Overview
Cato AI Labs has disclosed a critical vulnerability chain — dubbed DuneSlide — affecting the Cursor AI code editor, tracked as CVE-2026-50548 and CVE-2026-50549 (CVSS 9.8 / 9.3 under CVSS 4.0). The pair of flaws allow an attacker-controlled prompt, planted in an external data source the AI agent reads on behalf of a developer, to silently escape Cursor’s terminal sandbox and execute arbitrary operating system commands. No user interaction is required beyond the developer’s normal workflow — making this a zero-click attack vector.
Cursor’s maker reports adoption across more than half of Fortune 500 companies. A patch is available in Cursor 3.0, released April 2, 2026. All prior versions are affected.
Technical Analysis
Cursor’s 2.x line introduced a default sandbox that restricts what commands issued by its AI agent can touch on the filesystem. DuneSlide breaks that containment through two distinct but mechanically similar paths:
CVE-2026-50548 — Working Directory Abuse
Cursor’s run_terminal_cmd tool accepts an optional working_directory parameter. The sandbox permits writes within a command’s working folder and automatically adds that path to the allowed-write list. Injected instructions set working_directory to a sensitive system path — such as the Cursor sandbox helper binary (/Applications/Cursor.app/Contents/Resources/app/resources/helpers/cursorsandbox) or a shell startup file like ~/.zshrc. Cursor adds the attacker-specified path to the allowlist without validation, and the agent overwrites the target, disabling sandbox enforcement for all subsequent commands.

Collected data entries
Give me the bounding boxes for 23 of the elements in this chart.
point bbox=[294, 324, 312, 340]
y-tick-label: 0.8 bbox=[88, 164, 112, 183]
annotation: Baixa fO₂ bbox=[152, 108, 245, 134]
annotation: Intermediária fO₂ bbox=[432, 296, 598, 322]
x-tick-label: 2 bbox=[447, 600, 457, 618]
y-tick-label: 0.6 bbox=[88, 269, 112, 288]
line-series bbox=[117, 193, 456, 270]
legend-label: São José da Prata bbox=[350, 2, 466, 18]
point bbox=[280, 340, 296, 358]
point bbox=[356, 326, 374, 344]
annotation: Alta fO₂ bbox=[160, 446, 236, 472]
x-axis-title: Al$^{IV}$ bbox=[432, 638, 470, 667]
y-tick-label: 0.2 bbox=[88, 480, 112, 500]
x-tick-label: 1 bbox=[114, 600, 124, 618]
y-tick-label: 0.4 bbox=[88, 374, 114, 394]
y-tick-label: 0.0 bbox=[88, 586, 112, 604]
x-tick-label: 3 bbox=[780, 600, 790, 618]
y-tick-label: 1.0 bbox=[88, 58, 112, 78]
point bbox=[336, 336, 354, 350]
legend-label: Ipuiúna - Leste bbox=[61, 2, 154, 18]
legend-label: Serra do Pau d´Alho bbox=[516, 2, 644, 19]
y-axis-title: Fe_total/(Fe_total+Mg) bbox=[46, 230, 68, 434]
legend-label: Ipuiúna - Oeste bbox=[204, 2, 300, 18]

Exercise directions - Could you transcribe the DuneSlide vulnerability write-up word for word, from "Cursor’s maker reports" up to and including "versions are affected."?

The answer -
Cursor’s maker reports adoption across more than half of Fortune 500 companies. A patch is available in Cursor 3.0, released April 2, 2026. All prior versions are affected.